◆ Prompt ◆
Gather the lines that hold the string "hatchway".

◆ Listed records ◆
● ● ● ● ●

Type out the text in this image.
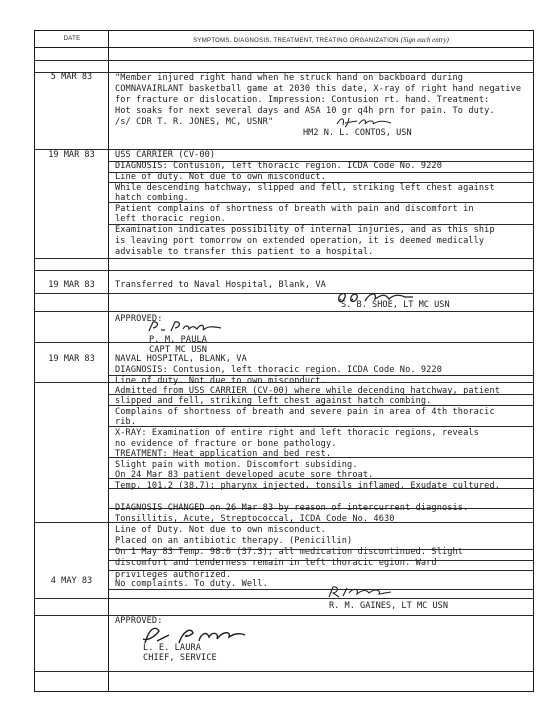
DATE	SYMPTOMS, DIAGNOSIS, TREATMENT, TREATING ORGANIZATION (Sign each entry)
5 MAR 83	"Member injured right hand when he struck hand on backboard during
COMNAVAIRLANT basketball game at 2030 this date, X-ray of right hand negative
for fracture or dislocation. Impression: Contusion rt. hand. Treatment:
Hot soaks for next several days and ASA 10 gr q4h prn for pain. To duty.
/s/ CDR T. R. JONES, MC, USNR"
HM2 N. L. CONTOS, USN
19 MAR 83	USS CARRIER (CV-00)
DIAGNOSIS: Contusion, left thoracic region. ICDA Code No. 9220
Line of duty. Not due to own misconduct.
While descending hatchway, slipped and fell, striking left chest against
hatch combing.
Patient complains of shortness of breath with pain and discomfort in
left thoracic region.
Examination indicates possibility of internal injuries, and as this ship
is leaving port tomorrow on extended operation, it is deemed medically
advisable to transfer this patient to a hospital.
19 MAR 83	Transferred to Naval Hospital, Blank, VA
S. B. SHOE, LT MC USN
APPROVED:
P. M. PAULA
CAPT MC USN
19 MAR 83	NAVAL HOSPITAL, BLANK, VA
DIAGNOSIS: Contusion, left thoracic region. ICDA Code No. 9220
Line of duty. Not due to own misconduct.
Admitted from USS CARRIER (CV-00) where while decending hatchway, patient
slipped and fell, striking left chest against hatch combing.
Complains of shortness of breath and severe pain in area of 4th thoracic
rib.
X-RAY: Examination of entire right and left thoracic regions, reveals
no evidence of fracture or bone pathology.
TREATMENT: Heat application and bed rest.
Slight pain with motion. Discomfort subsiding.
On 24 Mar 83 patient developed acute sore throat.
Temp. 101.2 (38.7); pharynx injected, tonsils inflamed. Exudate cultured.
DIAGNOSIS CHANGED on 26 Mar 83 by reason of intercurrent diagnosis.
Tonsillitis, Acute, Streptococcal, ICDA Code No. 4630
Line of Duty. Not due to own misconduct.
Placed on an antibiotic therapy. (Penicillin)
On 1 May 83 Temp. 98.6 (37.3); all medication discontinued. Slight
discomfort and tenderness remain in left thoracic egion. Ward
privileges authorized.
4 MAY 83	No complaints. To duty. Well.
R. M. GAINES, LT MC USN
APPROVED:
L. E. LAURA
CHIEF, SERVICE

● ● ● ● ●

◆ The output ◆
While descending hatchway, slipped and fell, striking left chest against
Admitted from USS CARRIER (CV-00) where while decending hatchway, patient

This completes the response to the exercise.